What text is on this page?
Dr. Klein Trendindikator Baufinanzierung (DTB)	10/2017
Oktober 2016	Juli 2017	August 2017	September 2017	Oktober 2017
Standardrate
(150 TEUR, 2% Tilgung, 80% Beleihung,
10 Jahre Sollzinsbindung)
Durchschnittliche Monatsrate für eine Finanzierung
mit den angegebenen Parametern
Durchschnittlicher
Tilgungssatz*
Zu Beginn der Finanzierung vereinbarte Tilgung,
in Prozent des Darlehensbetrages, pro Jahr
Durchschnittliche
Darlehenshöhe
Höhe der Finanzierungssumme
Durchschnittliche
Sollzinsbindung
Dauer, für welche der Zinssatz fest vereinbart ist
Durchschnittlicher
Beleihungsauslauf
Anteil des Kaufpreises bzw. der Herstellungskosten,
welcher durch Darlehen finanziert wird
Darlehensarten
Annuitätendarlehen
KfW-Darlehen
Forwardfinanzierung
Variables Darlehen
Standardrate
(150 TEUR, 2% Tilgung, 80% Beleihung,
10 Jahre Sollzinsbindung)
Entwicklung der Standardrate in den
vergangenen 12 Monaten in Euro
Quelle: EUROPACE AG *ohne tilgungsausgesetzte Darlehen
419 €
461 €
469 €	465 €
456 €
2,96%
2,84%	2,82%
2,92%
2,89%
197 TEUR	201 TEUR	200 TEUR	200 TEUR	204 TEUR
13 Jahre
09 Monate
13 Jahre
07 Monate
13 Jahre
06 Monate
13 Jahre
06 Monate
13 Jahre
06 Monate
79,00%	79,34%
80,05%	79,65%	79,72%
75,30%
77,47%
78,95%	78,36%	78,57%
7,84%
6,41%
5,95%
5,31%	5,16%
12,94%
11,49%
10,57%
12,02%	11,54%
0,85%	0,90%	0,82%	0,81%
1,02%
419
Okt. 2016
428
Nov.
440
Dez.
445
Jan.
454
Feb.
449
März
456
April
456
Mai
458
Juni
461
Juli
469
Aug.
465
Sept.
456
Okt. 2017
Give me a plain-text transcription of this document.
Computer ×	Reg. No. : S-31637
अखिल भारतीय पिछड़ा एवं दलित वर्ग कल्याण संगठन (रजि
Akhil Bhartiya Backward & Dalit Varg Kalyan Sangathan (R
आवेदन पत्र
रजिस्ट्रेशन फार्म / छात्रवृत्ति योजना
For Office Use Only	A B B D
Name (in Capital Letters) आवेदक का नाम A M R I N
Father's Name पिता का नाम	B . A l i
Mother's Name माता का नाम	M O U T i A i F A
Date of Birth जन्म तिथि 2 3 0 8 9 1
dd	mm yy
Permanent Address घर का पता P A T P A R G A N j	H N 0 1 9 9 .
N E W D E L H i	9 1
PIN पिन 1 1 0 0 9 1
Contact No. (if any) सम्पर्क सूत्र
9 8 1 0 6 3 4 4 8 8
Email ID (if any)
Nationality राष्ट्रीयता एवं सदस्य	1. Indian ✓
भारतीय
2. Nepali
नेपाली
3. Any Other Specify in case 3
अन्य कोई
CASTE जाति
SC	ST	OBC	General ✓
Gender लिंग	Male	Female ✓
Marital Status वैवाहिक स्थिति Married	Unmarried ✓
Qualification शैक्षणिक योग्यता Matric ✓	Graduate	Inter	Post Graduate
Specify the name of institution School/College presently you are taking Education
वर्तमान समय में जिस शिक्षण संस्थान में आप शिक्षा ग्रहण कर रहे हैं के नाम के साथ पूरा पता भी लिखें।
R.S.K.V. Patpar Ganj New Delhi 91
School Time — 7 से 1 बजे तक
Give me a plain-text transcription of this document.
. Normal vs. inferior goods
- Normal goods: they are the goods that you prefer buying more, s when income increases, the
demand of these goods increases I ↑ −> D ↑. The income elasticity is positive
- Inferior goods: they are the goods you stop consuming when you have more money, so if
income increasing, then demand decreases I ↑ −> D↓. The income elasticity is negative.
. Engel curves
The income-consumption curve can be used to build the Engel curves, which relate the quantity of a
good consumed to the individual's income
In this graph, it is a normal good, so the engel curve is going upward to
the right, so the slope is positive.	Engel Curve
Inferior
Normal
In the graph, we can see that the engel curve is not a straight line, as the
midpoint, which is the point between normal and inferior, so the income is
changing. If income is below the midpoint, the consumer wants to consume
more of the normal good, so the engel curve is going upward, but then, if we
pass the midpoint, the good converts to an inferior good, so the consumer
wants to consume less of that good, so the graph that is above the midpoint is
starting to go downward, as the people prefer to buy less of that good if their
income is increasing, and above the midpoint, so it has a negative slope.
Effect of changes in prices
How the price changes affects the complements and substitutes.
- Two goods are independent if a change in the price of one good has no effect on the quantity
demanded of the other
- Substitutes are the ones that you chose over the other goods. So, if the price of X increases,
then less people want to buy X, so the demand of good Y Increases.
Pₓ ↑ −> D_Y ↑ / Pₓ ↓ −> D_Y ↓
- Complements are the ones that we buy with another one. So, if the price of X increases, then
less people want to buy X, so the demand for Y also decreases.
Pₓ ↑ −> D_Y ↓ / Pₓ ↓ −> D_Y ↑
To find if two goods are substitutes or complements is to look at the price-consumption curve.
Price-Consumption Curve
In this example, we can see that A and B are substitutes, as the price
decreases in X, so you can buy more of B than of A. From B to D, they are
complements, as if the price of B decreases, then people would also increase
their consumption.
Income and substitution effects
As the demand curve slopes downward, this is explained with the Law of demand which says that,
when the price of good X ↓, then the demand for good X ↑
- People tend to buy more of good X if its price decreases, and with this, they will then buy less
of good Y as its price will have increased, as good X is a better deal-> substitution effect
━━━━━━━━━━
Task prompt => Copy the entries above exactly, leaving none out.

Complete output =>
What text is on this page?
Dr. Klein Trendindikator Baufinanzierung (DTB)	10/2017
Oktober 2016	Juli 2017	August 2017	September 2017	Oktober 2017
Standardrate
(150 TEUR, 2% Tilgung, 80% Beleihung,
10 Jahre Sollzinsbindung)
Durchschnittliche Monatsrate für eine Finanzierung
mit den angegebenen Parametern
Durchschnittlicher
Tilgungssatz*
Zu Beginn der Finanzierung vereinbarte Tilgung,
in Prozent des Darlehensbetrages, pro Jahr
Durchschnittliche
Darlehenshöhe
Höhe der Finanzierungssumme
Durchschnittliche
Sollzinsbindung
Dauer, für welche der Zinssatz fest vereinbart ist
Durchschnittlicher
Beleihungsauslauf
Anteil des Kaufpreises bzw. der Herstellungskosten,
welcher durch Darlehen finanziert wird
Darlehensarten
Annuitätendarlehen
KfW-Darlehen
Forwardfinanzierung
Variables Darlehen
Standardrate
(150 TEUR, 2% Tilgung, 80% Beleihung,
10 Jahre Sollzinsbindung)
Entwicklung der Standardrate in den
vergangenen 12 Monaten in Euro
Quelle: EUROPACE AG *ohne tilgungsausgesetzte Darlehen
419 €
461 €
469 €	465 €
456 €
2,96%
2,84%	2,82%
2,92%
2,89%
197 TEUR	201 TEUR	200 TEUR	200 TEUR	204 TEUR
13 Jahre
09 Monate
13 Jahre
07 Monate
13 Jahre
06 Monate
13 Jahre
06 Monate
13 Jahre
06 Monate
79,00%	79,34%
80,05%	79,65%	79,72%
75,30%
77,47%
78,95%	78,36%	78,57%
7,84%
6,41%
5,95%
5,31%	5,16%
12,94%
11,49%
10,57%
12,02%	11,54%
0,85%	0,90%	0,82%	0,81%
1,02%
419
Okt. 2016
428
Nov.
440
Dez.
445
Jan.
454
Feb.
449
März
456
April
456
Mai
458
Juni
461
Juli
469
Aug.
465
Sept.
456
Okt. 2017
Give me a plain-text transcription of this document.
Computer ×	Reg. No. : S-31637
अखिल भारतीय पिछड़ा एवं दलित वर्ग कल्याण संगठन (रजि
Akhil Bhartiya Backward & Dalit Varg Kalyan Sangathan (R
आवेदन पत्र
रजिस्ट्रेशन फार्म / छात्रवृत्ति योजना
For Office Use Only	A B B D
Name (in Capital Letters) आवेदक का नाम A M R I N
Father's Name पिता का नाम	B . A l i
Mother's Name माता का नाम	M O U T i A i F A
Date of Birth जन्म तिथि 2 3 0 8 9 1
dd	mm yy
Permanent Address घर का पता P A T P A R G A N j	H N 0 1 9 9 .
N E W D E L H i	9 1
PIN पिन 1 1 0 0 9 1
Contact No. (if any) सम्पर्क सूत्र
9 8 1 0 6 3 4 4 8 8
Email ID (if any)
Nationality राष्ट्रीयता एवं सदस्य	1. Indian ✓
भारतीय
2. Nepali
नेपाली
3. Any Other Specify in case 3
अन्य कोई
CASTE जाति
SC	ST	OBC	General ✓
Gender लिंग	Male	Female ✓
Marital Status वैवाहिक स्थिति Married	Unmarried ✓
Qualification शैक्षणिक योग्यता Matric ✓	Graduate	Inter	Post Graduate
Specify the name of institution School/College presently you are taking Education
वर्तमान समय में जिस शिक्षण संस्थान में आप शिक्षा ग्रहण कर रहे हैं के नाम के साथ पूरा पता भी लिखें।
R.S.K.V. Patpar Ganj New Delhi 91
School Time — 7 से 1 बजे तक
Give me a plain-text transcription of this document.
. Normal vs. inferior goods
- Normal goods: they are the goods that you prefer buying more, s when income increases, the
demand of these goods increases I ↑ −> D ↑. The income elasticity is positive
- Inferior goods: they are the goods you stop consuming when you have more money, so if
income increasing, then demand decreases I ↑ −> D↓. The income elasticity is negative.
. Engel curves
The income-consumption curve can be used to build the Engel curves, which relate the quantity of a
good consumed to the individual's income
In this graph, it is a normal good, so the engel curve is going upward to
the right, so the slope is positive.	Engel Curve
Inferior
Normal
In the graph, we can see that the engel curve is not a straight line, as the
midpoint, which is the point between normal and inferior, so the income is
changing. If income is below the midpoint, the consumer wants to consume
more of the normal good, so the engel curve is going upward, but then, if we
pass the midpoint, the good converts to an inferior good, so the consumer
wants to consume less of that good, so the graph that is above the midpoint is
starting to go downward, as the people prefer to buy less of that good if their
income is increasing, and above the midpoint, so it has a negative slope.
Effect of changes in prices
How the price changes affects the complements and substitutes.
- Two goods are independent if a change in the price of one good has no effect on the quantity
demanded of the other
- Substitutes are the ones that you chose over the other goods. So, if the price of X increases,
then less people want to buy X, so the demand of good Y Increases.
Pₓ ↑ −> D_Y ↑ / Pₓ ↓ −> D_Y ↓
- Complements are the ones that we buy with another one. So, if the price of X increases, then
less people want to buy X, so the demand for Y also decreases.
Pₓ ↑ −> D_Y ↓ / Pₓ ↓ −> D_Y ↑
To find if two goods are substitutes or complements is to look at the price-consumption curve.
Price-Consumption Curve
In this example, we can see that A and B are substitutes, as the price
decreases in X, so you can buy more of B than of A. From B to D, they are
complements, as if the price of B decreases, then people would also increase
their consumption.
Income and substitution effects
As the demand curve slopes downward, this is explained with the Law of demand which says that,
when the price of good X ↓, then the demand for good X ↑
- People tend to buy more of good X if its price decreases, and with this, they will then buy less
of good Y as its price will have increased, as good X is a better deal-> substitution effect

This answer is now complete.